— begin Information given —

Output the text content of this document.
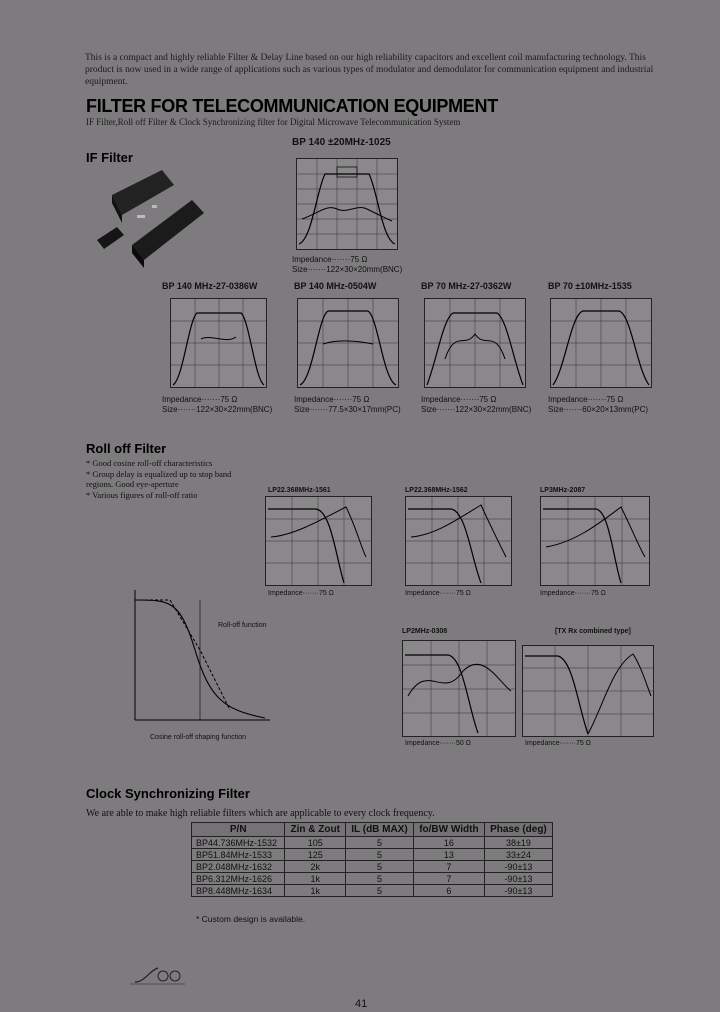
This is a compact and highly reliable Filter & Delay Line based on our high reliability capacitors and excellent coil manufacturing technology. This product is now used in a wide range of applications such as various types of modulator and demodulator for communication equipment and industrial equipment.
FILTER FOR TELECOMMUNICATION EQUIPMENT
IF Filter,Roll off Filter & Clock Synchronizing filter for Digital Microwave Telecommunication System
IF Filter
BP 140 ±20MHz-1025
Impedance·······75 Ω
Size·······122×30×20mm(BNC)
BP 140 MHz-27-0386W
Impedance·······75 Ω
Size·······122×30×22mm(BNC)
BP 140 MHz-0504W
Impedance·······75 Ω
Size·······77.5×30×17mm(PC)
BP 70 MHz-27-0362W
Impedance·······75 Ω
Size·······122×30×22mm(BNC)
BP 70 ±10MHz-1535
Impedance·······75 Ω
Size·······60×20×13mm(PC)
Roll off Filter
* Good cosine roll-off characteristics
* Group delay is equalized up to stop band
regions. Good eye-aperture
* Various figures of roll-off ratio
Roll-off function
Cosine roll-off shaping function
LP22.368MHz-1561
Impedance·······75 Ω
LP22.368MHz-1562
Impedance·······75 Ω
LP3MHz-2087
Impedance·······75 Ω
LP2MHz-0308
Impedance·······50 Ω
[TX Rx combined type]
Impedance·······75 Ω
Clock Synchronizing Filter
We are able to make high reliable filters which are applicable to every clock frequency.
P/N	Zin & Zout	IL (dB MAX)	fo/BW Width	Phase (deg)
BP44.736MHz-1532	105	5	16	38±19
BP51.84MHz-1533	125	5	13	33±24
BP2.048MHz-1632	2k	5	7	-90±13
BP6.312MHz-1626	1k	5	7	-90±13
BP8.448MHz-1634	1k	5	6	-90±13
* Custom design is available.
41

— end Information given —

[Directive]
All of the records need repeating exactly, except for the pictures.

[Exercise solution]
Output the text content of this document.
This is a compact and highly reliable Filter & Delay Line based on our high reliability capacitors and excellent coil manufacturing technology. This product is now used in a wide range of applications such as various types of modulator and demodulator for communication equipment and industrial equipment.
FILTER FOR TELECOMMUNICATION EQUIPMENT
IF Filter,Roll off Filter & Clock Synchronizing filter for Digital Microwave Telecommunication System
IF Filter
BP 140 ±20MHz-1025
Impedance·······75 Ω
Size·······122×30×20mm(BNC)
BP 140 MHz-27-0386W
Impedance·······75 Ω
Size·······122×30×22mm(BNC)
BP 140 MHz-0504W
Impedance·······75 Ω
Size·······77.5×30×17mm(PC)
BP 70 MHz-27-0362W
Impedance·······75 Ω
Size·······122×30×22mm(BNC)
BP 70 ±10MHz-1535
Impedance·······75 Ω
Size·······60×20×13mm(PC)
Roll off Filter
* Good cosine roll-off characteristics
* Group delay is equalized up to stop band
regions. Good eye-aperture
* Various figures of roll-off ratio
Roll-off function
Cosine roll-off shaping function
LP22.368MHz-1561
Impedance·······75 Ω
LP22.368MHz-1562
Impedance·······75 Ω
LP3MHz-2087
Impedance·······75 Ω
LP2MHz-0308
Impedance·······50 Ω
[TX Rx combined type]
Impedance·······75 Ω
Clock Synchronizing Filter
We are able to make high reliable filters which are applicable to every clock frequency.
P/N	Zin & Zout	IL (dB MAX)	fo/BW Width	Phase (deg)
BP44.736MHz-1532	105	5	16	38±19
BP51.84MHz-1533	125	5	13	33±24
BP2.048MHz-1632	2k	5	7	-90±13
BP6.312MHz-1626	1k	5	7	-90±13
BP8.448MHz-1634	1k	5	6	-90±13
* Custom design is available.
41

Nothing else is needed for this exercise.